**EXERCISE INPUT:**

################

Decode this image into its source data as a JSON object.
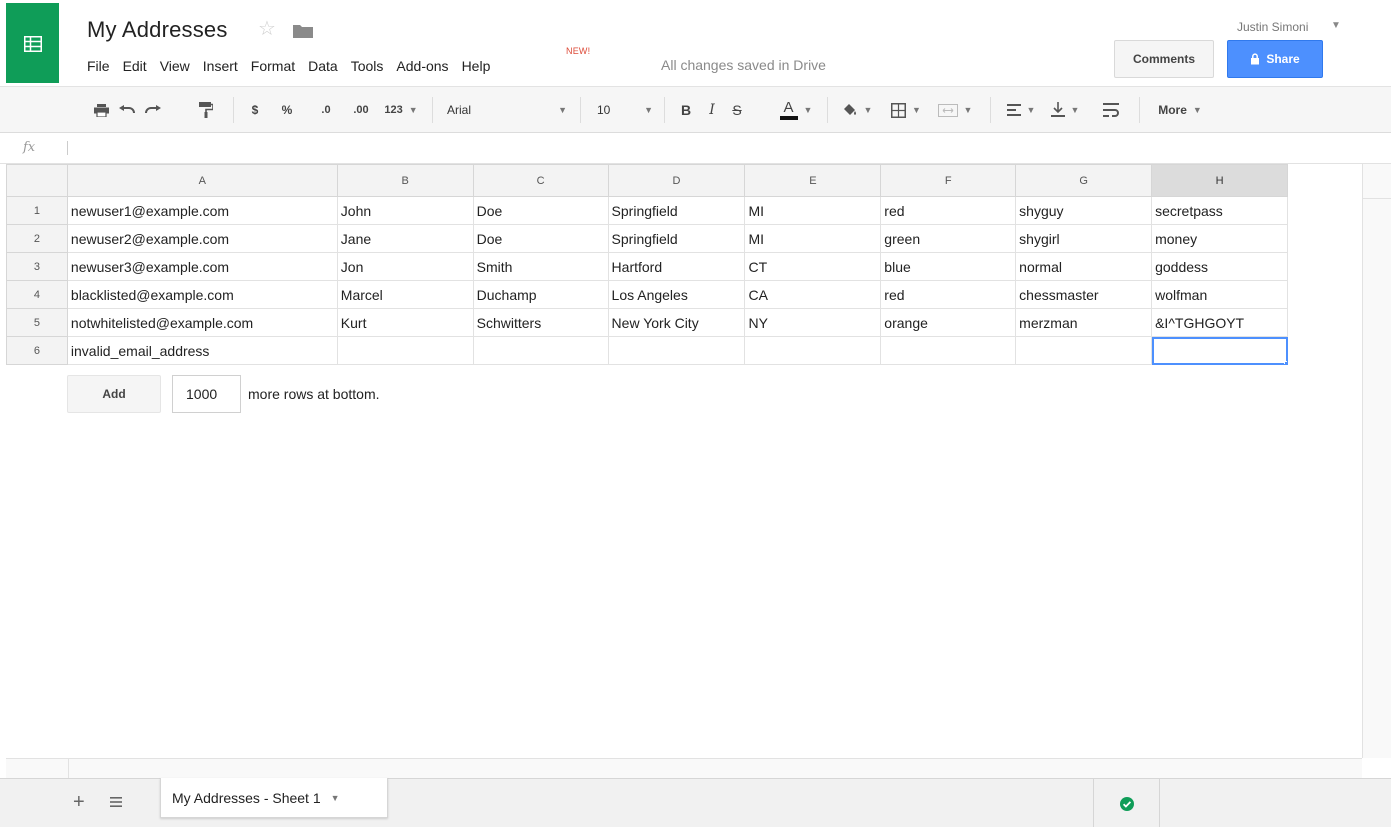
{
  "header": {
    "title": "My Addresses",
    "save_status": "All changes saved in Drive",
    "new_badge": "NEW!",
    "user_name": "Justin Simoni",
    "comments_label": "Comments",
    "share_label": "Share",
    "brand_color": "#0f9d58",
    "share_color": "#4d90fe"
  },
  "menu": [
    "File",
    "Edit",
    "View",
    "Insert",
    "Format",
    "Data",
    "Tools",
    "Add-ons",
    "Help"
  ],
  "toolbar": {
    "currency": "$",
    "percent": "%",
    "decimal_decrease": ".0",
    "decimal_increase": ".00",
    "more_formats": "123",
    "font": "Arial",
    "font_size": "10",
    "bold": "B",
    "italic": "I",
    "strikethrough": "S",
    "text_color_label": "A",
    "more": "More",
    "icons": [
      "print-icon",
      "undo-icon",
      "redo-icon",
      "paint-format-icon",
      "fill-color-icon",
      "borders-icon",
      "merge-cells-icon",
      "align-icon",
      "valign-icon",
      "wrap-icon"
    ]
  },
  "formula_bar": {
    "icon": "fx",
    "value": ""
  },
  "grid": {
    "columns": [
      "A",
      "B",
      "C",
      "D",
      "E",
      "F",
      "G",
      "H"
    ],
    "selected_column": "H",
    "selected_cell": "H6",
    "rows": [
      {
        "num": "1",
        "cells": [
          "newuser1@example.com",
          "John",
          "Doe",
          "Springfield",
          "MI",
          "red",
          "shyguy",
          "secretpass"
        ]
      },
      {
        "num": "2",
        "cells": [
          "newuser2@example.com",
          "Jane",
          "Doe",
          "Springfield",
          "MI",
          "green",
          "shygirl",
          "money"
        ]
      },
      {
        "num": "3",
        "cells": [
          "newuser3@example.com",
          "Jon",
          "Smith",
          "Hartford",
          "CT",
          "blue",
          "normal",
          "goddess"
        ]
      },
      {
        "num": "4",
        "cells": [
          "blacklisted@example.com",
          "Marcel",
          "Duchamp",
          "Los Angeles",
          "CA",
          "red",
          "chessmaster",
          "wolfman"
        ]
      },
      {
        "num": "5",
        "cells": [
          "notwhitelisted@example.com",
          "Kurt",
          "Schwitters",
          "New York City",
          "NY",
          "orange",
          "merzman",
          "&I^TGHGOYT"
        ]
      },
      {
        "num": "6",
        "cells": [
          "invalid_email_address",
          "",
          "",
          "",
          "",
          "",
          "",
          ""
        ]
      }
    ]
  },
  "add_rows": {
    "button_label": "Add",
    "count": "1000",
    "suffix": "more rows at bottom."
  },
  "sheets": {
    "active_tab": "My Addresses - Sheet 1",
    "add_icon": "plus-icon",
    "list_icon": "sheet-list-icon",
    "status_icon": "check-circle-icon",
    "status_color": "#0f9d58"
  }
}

################

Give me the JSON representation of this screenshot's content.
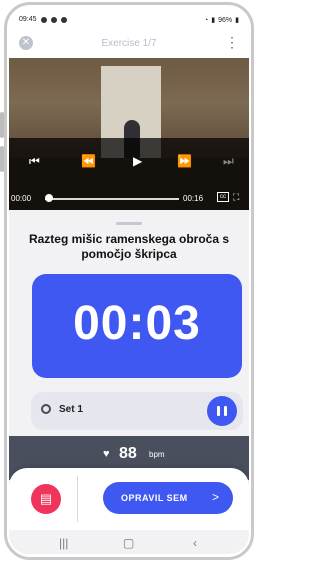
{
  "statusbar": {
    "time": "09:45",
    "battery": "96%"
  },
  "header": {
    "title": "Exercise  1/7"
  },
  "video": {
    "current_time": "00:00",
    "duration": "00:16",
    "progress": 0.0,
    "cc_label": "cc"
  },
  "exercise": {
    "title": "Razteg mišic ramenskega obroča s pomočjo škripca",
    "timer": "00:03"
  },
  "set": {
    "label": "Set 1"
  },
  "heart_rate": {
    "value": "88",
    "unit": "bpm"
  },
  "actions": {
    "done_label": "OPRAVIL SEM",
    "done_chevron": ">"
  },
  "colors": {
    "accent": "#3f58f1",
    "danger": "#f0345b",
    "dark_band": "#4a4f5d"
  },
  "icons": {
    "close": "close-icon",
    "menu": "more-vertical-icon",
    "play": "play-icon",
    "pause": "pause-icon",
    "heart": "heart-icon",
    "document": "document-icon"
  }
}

################

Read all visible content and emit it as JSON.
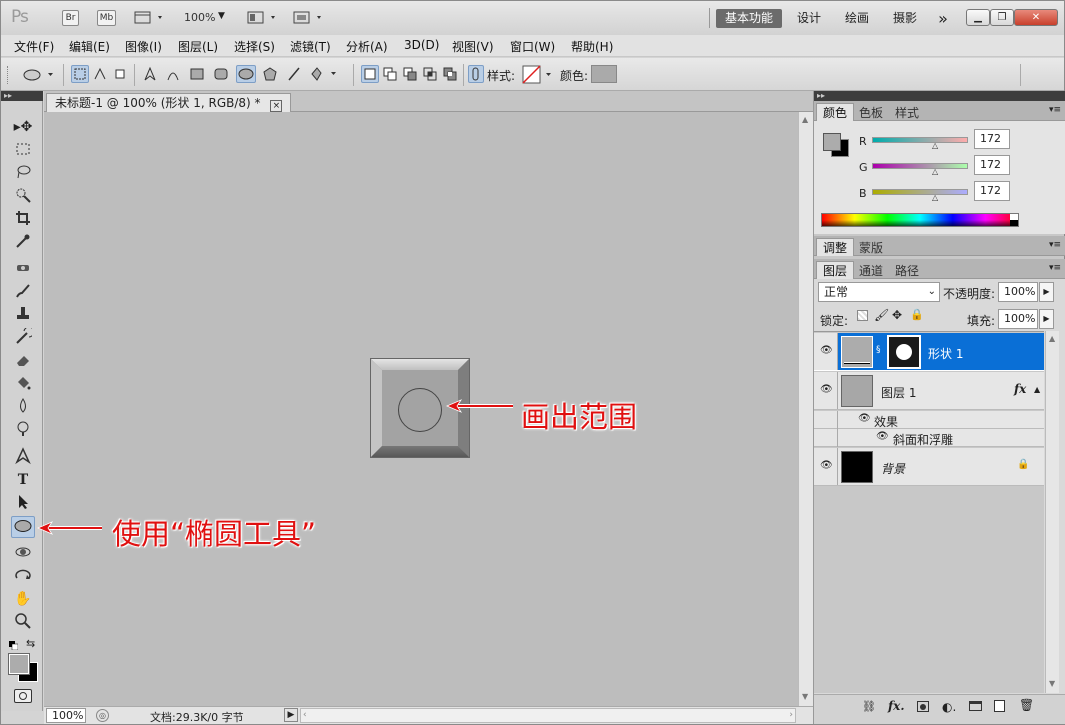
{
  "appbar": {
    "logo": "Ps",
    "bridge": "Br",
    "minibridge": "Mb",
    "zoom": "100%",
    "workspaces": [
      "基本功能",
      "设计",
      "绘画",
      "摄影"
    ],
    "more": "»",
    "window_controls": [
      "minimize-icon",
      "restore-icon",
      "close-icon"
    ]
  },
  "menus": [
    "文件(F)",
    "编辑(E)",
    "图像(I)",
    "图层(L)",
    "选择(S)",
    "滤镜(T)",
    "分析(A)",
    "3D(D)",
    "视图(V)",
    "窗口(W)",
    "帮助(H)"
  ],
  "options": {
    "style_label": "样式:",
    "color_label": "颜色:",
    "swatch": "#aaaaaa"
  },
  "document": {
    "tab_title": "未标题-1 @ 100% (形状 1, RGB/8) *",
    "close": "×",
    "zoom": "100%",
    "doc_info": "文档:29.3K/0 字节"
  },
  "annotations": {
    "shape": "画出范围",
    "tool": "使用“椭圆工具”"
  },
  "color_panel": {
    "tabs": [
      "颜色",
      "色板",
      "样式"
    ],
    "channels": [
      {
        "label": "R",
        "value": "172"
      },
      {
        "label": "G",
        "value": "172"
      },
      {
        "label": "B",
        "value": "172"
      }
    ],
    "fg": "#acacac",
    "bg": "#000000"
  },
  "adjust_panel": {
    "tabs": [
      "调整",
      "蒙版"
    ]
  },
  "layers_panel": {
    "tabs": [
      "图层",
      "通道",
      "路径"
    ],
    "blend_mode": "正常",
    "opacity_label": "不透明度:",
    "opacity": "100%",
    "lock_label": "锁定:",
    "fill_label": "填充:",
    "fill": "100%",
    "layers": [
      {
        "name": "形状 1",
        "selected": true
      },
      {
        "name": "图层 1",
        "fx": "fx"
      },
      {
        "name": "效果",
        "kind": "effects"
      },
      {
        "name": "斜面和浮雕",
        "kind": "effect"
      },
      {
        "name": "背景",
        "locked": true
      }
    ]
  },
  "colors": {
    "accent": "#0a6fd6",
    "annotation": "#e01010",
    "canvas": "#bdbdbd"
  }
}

################

Determine the count of lines in the data above with the string "example" in them, and give that count alone.

5